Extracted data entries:
- - - -

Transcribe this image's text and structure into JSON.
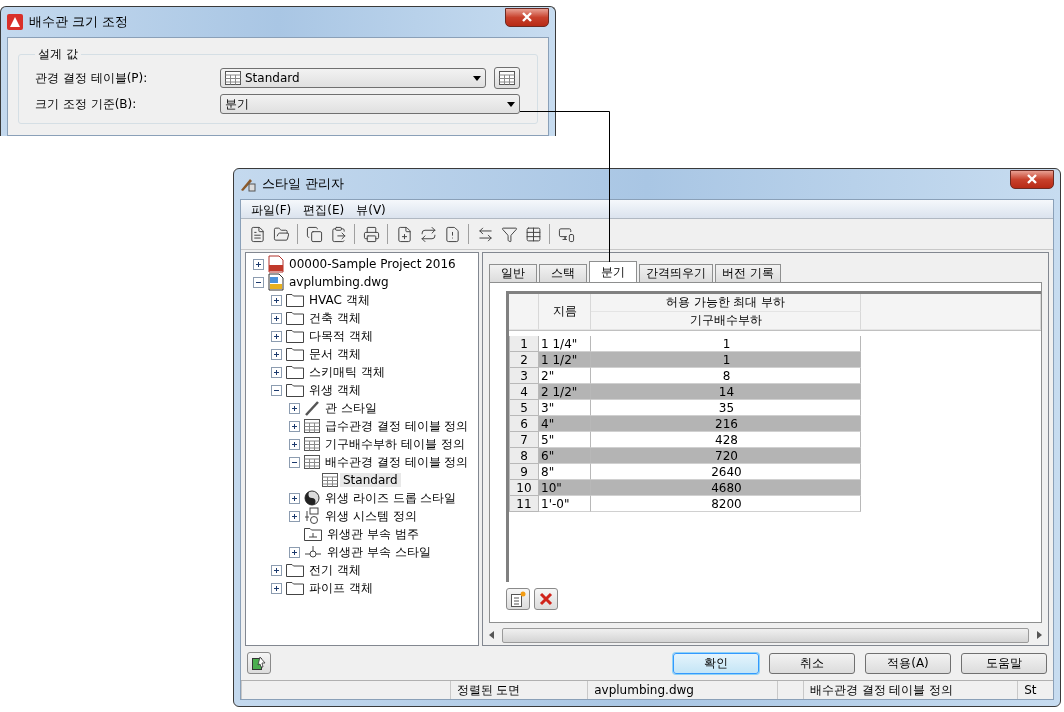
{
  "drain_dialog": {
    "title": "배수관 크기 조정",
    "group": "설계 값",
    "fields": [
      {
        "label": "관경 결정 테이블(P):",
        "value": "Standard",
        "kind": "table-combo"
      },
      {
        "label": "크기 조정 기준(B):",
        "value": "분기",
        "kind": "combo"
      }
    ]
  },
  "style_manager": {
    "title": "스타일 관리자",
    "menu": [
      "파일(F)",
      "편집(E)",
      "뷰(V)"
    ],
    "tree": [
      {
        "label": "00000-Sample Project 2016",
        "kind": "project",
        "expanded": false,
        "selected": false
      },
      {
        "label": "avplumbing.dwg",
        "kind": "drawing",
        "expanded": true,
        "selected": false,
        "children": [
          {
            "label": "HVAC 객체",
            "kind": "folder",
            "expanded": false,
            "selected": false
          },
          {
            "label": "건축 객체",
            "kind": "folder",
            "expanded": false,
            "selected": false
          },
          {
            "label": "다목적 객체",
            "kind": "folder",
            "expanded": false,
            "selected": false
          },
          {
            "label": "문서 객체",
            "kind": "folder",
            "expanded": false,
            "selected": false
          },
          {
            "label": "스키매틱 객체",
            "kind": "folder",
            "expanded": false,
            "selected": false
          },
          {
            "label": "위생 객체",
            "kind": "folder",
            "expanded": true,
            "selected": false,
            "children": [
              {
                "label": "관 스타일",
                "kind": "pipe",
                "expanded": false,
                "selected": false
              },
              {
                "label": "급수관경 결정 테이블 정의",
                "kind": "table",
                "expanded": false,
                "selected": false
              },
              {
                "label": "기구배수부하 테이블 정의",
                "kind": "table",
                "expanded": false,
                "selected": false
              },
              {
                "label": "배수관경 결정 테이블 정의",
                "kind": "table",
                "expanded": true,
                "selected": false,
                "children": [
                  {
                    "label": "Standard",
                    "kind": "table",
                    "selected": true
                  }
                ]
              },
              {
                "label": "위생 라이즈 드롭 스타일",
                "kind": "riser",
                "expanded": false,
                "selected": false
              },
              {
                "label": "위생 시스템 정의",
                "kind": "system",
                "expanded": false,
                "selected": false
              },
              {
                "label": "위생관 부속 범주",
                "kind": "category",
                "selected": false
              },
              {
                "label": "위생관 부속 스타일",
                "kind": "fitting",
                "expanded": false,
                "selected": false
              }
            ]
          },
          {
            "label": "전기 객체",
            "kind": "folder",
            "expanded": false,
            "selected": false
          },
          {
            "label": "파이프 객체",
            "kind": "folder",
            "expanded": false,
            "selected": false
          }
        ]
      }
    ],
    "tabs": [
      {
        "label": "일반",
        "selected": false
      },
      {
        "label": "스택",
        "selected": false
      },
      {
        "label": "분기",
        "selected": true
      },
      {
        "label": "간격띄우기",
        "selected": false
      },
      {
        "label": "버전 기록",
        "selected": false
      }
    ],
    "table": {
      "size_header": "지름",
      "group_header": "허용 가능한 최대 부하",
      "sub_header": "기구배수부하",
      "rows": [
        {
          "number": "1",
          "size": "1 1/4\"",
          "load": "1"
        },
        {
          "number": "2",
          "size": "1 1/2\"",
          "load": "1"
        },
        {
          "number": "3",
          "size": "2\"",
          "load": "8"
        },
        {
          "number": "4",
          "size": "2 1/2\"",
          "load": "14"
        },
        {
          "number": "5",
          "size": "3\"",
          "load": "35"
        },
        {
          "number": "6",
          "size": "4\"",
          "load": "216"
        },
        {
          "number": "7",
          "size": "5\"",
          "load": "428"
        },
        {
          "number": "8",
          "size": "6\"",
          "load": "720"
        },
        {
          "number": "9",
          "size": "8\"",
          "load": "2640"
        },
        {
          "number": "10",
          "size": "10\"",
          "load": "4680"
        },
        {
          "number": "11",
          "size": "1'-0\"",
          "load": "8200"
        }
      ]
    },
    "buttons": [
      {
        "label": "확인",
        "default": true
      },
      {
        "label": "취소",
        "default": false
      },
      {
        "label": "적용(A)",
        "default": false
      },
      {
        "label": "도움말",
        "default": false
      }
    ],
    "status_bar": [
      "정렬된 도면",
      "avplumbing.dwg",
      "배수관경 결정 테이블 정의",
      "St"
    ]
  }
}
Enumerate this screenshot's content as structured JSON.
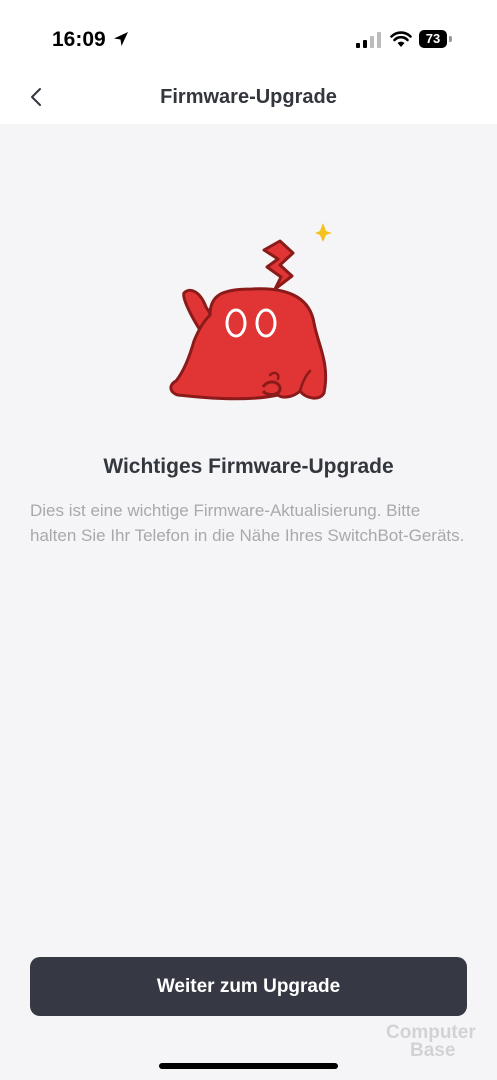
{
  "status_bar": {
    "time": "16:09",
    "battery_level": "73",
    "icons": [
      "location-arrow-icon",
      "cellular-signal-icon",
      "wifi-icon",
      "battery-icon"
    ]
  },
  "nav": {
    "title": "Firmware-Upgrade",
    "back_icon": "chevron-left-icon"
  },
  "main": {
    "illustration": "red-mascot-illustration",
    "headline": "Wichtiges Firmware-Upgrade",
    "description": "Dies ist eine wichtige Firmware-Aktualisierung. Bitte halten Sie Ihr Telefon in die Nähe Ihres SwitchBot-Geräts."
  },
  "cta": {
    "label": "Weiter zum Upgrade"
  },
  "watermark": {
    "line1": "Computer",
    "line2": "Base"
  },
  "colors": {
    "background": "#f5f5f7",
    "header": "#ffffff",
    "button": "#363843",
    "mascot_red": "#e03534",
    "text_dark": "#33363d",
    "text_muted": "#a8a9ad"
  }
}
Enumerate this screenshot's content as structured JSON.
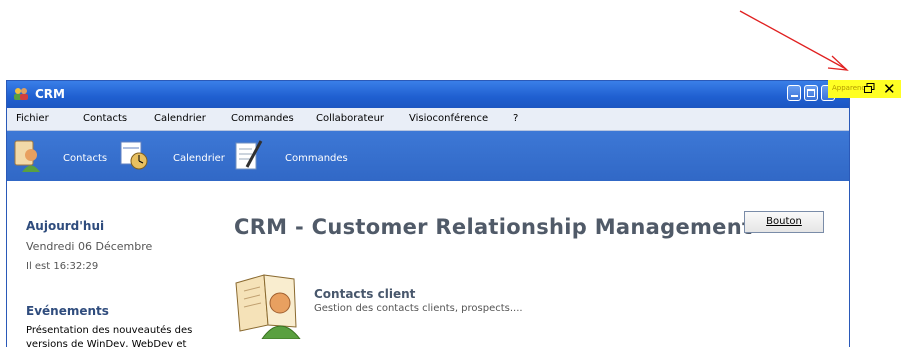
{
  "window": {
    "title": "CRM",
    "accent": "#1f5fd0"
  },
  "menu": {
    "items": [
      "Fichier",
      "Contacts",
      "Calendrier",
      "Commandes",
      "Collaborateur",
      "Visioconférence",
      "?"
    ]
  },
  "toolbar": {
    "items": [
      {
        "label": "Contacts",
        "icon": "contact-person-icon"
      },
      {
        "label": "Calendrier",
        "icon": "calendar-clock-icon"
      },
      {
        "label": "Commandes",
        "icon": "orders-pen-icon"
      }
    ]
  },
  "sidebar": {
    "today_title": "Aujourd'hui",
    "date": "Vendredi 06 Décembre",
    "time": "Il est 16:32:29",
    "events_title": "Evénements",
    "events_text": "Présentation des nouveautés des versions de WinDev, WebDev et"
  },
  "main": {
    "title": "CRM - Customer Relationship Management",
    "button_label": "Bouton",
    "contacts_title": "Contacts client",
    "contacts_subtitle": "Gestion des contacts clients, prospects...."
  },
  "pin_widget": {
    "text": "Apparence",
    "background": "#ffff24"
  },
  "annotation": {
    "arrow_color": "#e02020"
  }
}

- - - -

What is required
Any pictures should be dropped; transcribe the rest of the records above exactly.

Answer for this exercise
Transcribe this image's text and structure into JSON.
{
  "drain_dialog": {
    "title": "배수관 크기 조정",
    "group": "설계 값",
    "fields": [
      {
        "label": "관경 결정 테이블(P):",
        "value": "Standard",
        "kind": "table-combo"
      },
      {
        "label": "크기 조정 기준(B):",
        "value": "분기",
        "kind": "combo"
      }
    ]
  },
  "style_manager": {
    "title": "스타일 관리자",
    "menu": [
      "파일(F)",
      "편집(E)",
      "뷰(V)"
    ],
    "tree": [
      {
        "label": "00000-Sample Project 2016",
        "kind": "project",
        "expanded": false,
        "selected": false
      },
      {
        "label": "avplumbing.dwg",
        "kind": "drawing",
        "expanded": true,
        "selected": false,
        "children": [
          {
            "label": "HVAC 객체",
            "kind": "folder",
            "expanded": false,
            "selected": false
          },
          {
            "label": "건축 객체",
            "kind": "folder",
            "expanded": false,
            "selected": false
          },
          {
            "label": "다목적 객체",
            "kind": "folder",
            "expanded": false,
            "selected": false
          },
          {
            "label": "문서 객체",
            "kind": "folder",
            "expanded": false,
            "selected": false
          },
          {
            "label": "스키매틱 객체",
            "kind": "folder",
            "expanded": false,
            "selected": false
          },
          {
            "label": "위생 객체",
            "kind": "folder",
            "expanded": true,
            "selected": false,
            "children": [
              {
                "label": "관 스타일",
                "kind": "pipe",
                "expanded": false,
                "selected": false
              },
              {
                "label": "급수관경 결정 테이블 정의",
                "kind": "table",
                "expanded": false,
                "selected": false
              },
              {
                "label": "기구배수부하 테이블 정의",
                "kind": "table",
                "expanded": false,
                "selected": false
              },
              {
                "label": "배수관경 결정 테이블 정의",
                "kind": "table",
                "expanded": true,
                "selected": false,
                "children": [
                  {
                    "label": "Standard",
                    "kind": "table",
                    "selected": true
                  }
                ]
              },
              {
                "label": "위생 라이즈 드롭 스타일",
                "kind": "riser",
                "expanded": false,
                "selected": false
              },
              {
                "label": "위생 시스템 정의",
                "kind": "system",
                "expanded": false,
                "selected": false
              },
              {
                "label": "위생관 부속 범주",
                "kind": "category",
                "selected": false
              },
              {
                "label": "위생관 부속 스타일",
                "kind": "fitting",
                "expanded": false,
                "selected": false
              }
            ]
          },
          {
            "label": "전기 객체",
            "kind": "folder",
            "expanded": false,
            "selected": false
          },
          {
            "label": "파이프 객체",
            "kind": "folder",
            "expanded": false,
            "selected": false
          }
        ]
      }
    ],
    "tabs": [
      {
        "label": "일반",
        "selected": false
      },
      {
        "label": "스택",
        "selected": false
      },
      {
        "label": "분기",
        "selected": true
      },
      {
        "label": "간격띄우기",
        "selected": false
      },
      {
        "label": "버전 기록",
        "selected": false
      }
    ],
    "table": {
      "size_header": "지름",
      "group_header": "허용 가능한 최대 부하",
      "sub_header": "기구배수부하",
      "rows": [
        {
          "number": "1",
          "size": "1 1/4\"",
          "load": "1"
        },
        {
          "number": "2",
          "size": "1 1/2\"",
          "load": "1"
        },
        {
          "number": "3",
          "size": "2\"",
          "load": "8"
        },
        {
          "number": "4",
          "size": "2 1/2\"",
          "load": "14"
        },
        {
          "number": "5",
          "size": "3\"",
          "load": "35"
        },
        {
          "number": "6",
          "size": "4\"",
          "load": "216"
        },
        {
          "number": "7",
          "size": "5\"",
          "load": "428"
        },
        {
          "number": "8",
          "size": "6\"",
          "load": "720"
        },
        {
          "number": "9",
          "size": "8\"",
          "load": "2640"
        },
        {
          "number": "10",
          "size": "10\"",
          "load": "4680"
        },
        {
          "number": "11",
          "size": "1'-0\"",
          "load": "8200"
        }
      ]
    },
    "buttons": [
      {
        "label": "확인",
        "default": true
      },
      {
        "label": "취소",
        "default": false
      },
      {
        "label": "적용(A)",
        "default": false
      },
      {
        "label": "도움말",
        "default": false
      }
    ],
    "status_bar": [
      "정렬된 도면",
      "avplumbing.dwg",
      "배수관경 결정 테이블 정의",
      "St"
    ]
  }
}
Enumerate this screenshot's content as structured JSON.
{
  "status_bar": {
    "time": "16:09",
    "battery_level": "73",
    "icons": [
      "location-arrow-icon",
      "cellular-signal-icon",
      "wifi-icon",
      "battery-icon"
    ]
  },
  "nav": {
    "title": "Firmware-Upgrade",
    "back_icon": "chevron-left-icon"
  },
  "main": {
    "illustration": "red-mascot-illustration",
    "headline": "Wichtiges Firmware-Upgrade",
    "description": "Dies ist eine wichtige Firmware-Aktualisierung. Bitte halten Sie Ihr Telefon in die Nähe Ihres SwitchBot-Geräts."
  },
  "cta": {
    "label": "Weiter zum Upgrade"
  },
  "watermark": {
    "line1": "Computer",
    "line2": "Base"
  },
  "colors": {
    "background": "#f5f5f7",
    "header": "#ffffff",
    "button": "#363843",
    "mascot_red": "#e03534",
    "text_dark": "#33363d",
    "text_muted": "#a8a9ad"
  }
}
Enumerate this screenshot's content as structured JSON.
{
  "window": {
    "title": "CRM",
    "accent": "#1f5fd0"
  },
  "menu": {
    "items": [
      "Fichier",
      "Contacts",
      "Calendrier",
      "Commandes",
      "Collaborateur",
      "Visioconférence",
      "?"
    ]
  },
  "toolbar": {
    "items": [
      {
        "label": "Contacts",
        "icon": "contact-person-icon"
      },
      {
        "label": "Calendrier",
        "icon": "calendar-clock-icon"
      },
      {
        "label": "Commandes",
        "icon": "orders-pen-icon"
      }
    ]
  },
  "sidebar": {
    "today_title": "Aujourd'hui",
    "date": "Vendredi 06 Décembre",
    "time": "Il est 16:32:29",
    "events_title": "Evénements",
    "events_text": "Présentation des nouveautés des versions de WinDev, WebDev et"
  },
  "main": {
    "title": "CRM - Customer Relationship Management",
    "button_label": "Bouton",
    "contacts_title": "Contacts client",
    "contacts_subtitle": "Gestion des contacts clients, prospects...."
  },
  "pin_widget": {
    "text": "Apparence",
    "background": "#ffff24"
  },
  "annotation": {
    "arrow_color": "#e02020"
  }
}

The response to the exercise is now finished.